[Records from a collection]
======
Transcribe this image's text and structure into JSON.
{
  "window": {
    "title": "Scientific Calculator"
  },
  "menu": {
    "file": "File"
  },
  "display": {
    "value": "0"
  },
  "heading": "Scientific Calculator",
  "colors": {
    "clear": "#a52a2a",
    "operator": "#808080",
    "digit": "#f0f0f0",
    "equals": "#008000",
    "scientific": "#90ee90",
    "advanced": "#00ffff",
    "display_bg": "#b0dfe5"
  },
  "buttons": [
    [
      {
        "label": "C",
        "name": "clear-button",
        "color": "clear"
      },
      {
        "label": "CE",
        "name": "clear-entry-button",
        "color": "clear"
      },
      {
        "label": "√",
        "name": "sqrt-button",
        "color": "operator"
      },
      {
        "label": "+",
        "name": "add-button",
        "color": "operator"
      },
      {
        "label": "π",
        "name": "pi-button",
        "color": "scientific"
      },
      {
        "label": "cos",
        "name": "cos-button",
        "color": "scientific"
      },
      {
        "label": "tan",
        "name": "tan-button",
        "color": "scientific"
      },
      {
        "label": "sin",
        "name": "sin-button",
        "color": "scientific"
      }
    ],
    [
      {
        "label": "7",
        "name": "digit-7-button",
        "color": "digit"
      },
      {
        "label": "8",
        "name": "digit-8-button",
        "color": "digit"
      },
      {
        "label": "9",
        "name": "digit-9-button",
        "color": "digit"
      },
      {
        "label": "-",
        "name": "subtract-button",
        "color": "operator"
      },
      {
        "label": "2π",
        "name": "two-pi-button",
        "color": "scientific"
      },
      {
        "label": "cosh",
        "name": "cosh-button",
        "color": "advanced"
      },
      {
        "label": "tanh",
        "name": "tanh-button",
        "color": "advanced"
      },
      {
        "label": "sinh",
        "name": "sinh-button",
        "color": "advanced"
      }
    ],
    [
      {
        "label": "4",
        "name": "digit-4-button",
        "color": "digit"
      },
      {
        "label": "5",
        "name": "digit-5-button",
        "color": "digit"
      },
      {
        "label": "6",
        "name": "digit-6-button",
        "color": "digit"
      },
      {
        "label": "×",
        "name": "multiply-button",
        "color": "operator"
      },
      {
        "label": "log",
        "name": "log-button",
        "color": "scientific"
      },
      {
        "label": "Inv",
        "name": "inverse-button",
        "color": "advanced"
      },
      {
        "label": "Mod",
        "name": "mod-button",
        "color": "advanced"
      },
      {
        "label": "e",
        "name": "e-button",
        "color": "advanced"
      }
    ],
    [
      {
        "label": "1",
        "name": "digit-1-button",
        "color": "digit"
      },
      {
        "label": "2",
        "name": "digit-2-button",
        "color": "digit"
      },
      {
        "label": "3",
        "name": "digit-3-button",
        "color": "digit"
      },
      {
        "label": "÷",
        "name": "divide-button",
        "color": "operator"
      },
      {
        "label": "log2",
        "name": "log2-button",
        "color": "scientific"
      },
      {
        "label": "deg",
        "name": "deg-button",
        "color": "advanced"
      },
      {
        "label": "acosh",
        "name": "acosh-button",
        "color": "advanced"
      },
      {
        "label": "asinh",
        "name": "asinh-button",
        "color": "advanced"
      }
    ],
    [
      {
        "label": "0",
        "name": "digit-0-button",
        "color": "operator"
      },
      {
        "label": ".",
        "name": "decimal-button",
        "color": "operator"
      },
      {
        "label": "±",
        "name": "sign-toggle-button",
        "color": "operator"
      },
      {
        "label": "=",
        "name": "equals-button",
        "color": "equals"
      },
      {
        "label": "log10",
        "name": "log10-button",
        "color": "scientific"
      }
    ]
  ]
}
======
» **STATED GOAL**: Reproduce the whole listing word for word.

» **THE REPLY**:
Transcribe this image's text and structure into JSON.
{
  "window": {
    "title": "Scientific Calculator"
  },
  "menu": {
    "file": "File"
  },
  "display": {
    "value": "0"
  },
  "heading": "Scientific Calculator",
  "colors": {
    "clear": "#a52a2a",
    "operator": "#808080",
    "digit": "#f0f0f0",
    "equals": "#008000",
    "scientific": "#90ee90",
    "advanced": "#00ffff",
    "display_bg": "#b0dfe5"
  },
  "buttons": [
    [
      {
        "label": "C",
        "name": "clear-button",
        "color": "clear"
      },
      {
        "label": "CE",
        "name": "clear-entry-button",
        "color": "clear"
      },
      {
        "label": "√",
        "name": "sqrt-button",
        "color": "operator"
      },
      {
        "label": "+",
        "name": "add-button",
        "color": "operator"
      },
      {
        "label": "π",
        "name": "pi-button",
        "color": "scientific"
      },
      {
        "label": "cos",
        "name": "cos-button",
        "color": "scientific"
      },
      {
        "label": "tan",
        "name": "tan-button",
        "color": "scientific"
      },
      {
        "label": "sin",
        "name": "sin-button",
        "color": "scientific"
      }
    ],
    [
      {
        "label": "7",
        "name": "digit-7-button",
        "color": "digit"
      },
      {
        "label": "8",
        "name": "digit-8-button",
        "color": "digit"
      },
      {
        "label": "9",
        "name": "digit-9-button",
        "color": "digit"
      },
      {
        "label": "-",
        "name": "subtract-button",
        "color": "operator"
      },
      {
        "label": "2π",
        "name": "two-pi-button",
        "color": "scientific"
      },
      {
        "label": "cosh",
        "name": "cosh-button",
        "color": "advanced"
      },
      {
        "label": "tanh",
        "name": "tanh-button",
        "color": "advanced"
      },
      {
        "label": "sinh",
        "name": "sinh-button",
        "color": "advanced"
      }
    ],
    [
      {
        "label": "4",
        "name": "digit-4-button",
        "color": "digit"
      },
      {
        "label": "5",
        "name": "digit-5-button",
        "color": "digit"
      },
      {
        "label": "6",
        "name": "digit-6-button",
        "color": "digit"
      },
      {
        "label": "×",
        "name": "multiply-button",
        "color": "operator"
      },
      {
        "label": "log",
        "name": "log-button",
        "color": "scientific"
      },
      {
        "label": "Inv",
        "name": "inverse-button",
        "color": "advanced"
      },
      {
        "label": "Mod",
        "name": "mod-button",
        "color": "advanced"
      },
      {
        "label": "e",
        "name": "e-button",
        "color": "advanced"
      }
    ],
    [
      {
        "label": "1",
        "name": "digit-1-button",
        "color": "digit"
      },
      {
        "label": "2",
        "name": "digit-2-button",
        "color": "digit"
      },
      {
        "label": "3",
        "name": "digit-3-button",
        "color": "digit"
      },
      {
        "label": "÷",
        "name": "divide-button",
        "color": "operator"
      },
      {
        "label": "log2",
        "name": "log2-button",
        "color": "scientific"
      },
      {
        "label": "deg",
        "name": "deg-button",
        "color": "advanced"
      },
      {
        "label": "acosh",
        "name": "acosh-button",
        "color": "advanced"
      },
      {
        "label": "asinh",
        "name": "asinh-button",
        "color": "advanced"
      }
    ],
    [
      {
        "label": "0",
        "name": "digit-0-button",
        "color": "operator"
      },
      {
        "label": ".",
        "name": "decimal-button",
        "color": "operator"
      },
      {
        "label": "±",
        "name": "sign-toggle-button",
        "color": "operator"
      },
      {
        "label": "=",
        "name": "equals-button",
        "color": "equals"
      },
      {
        "label": "log10",
        "name": "log10-button",
        "color": "scientific"
      }
    ]
  ]
}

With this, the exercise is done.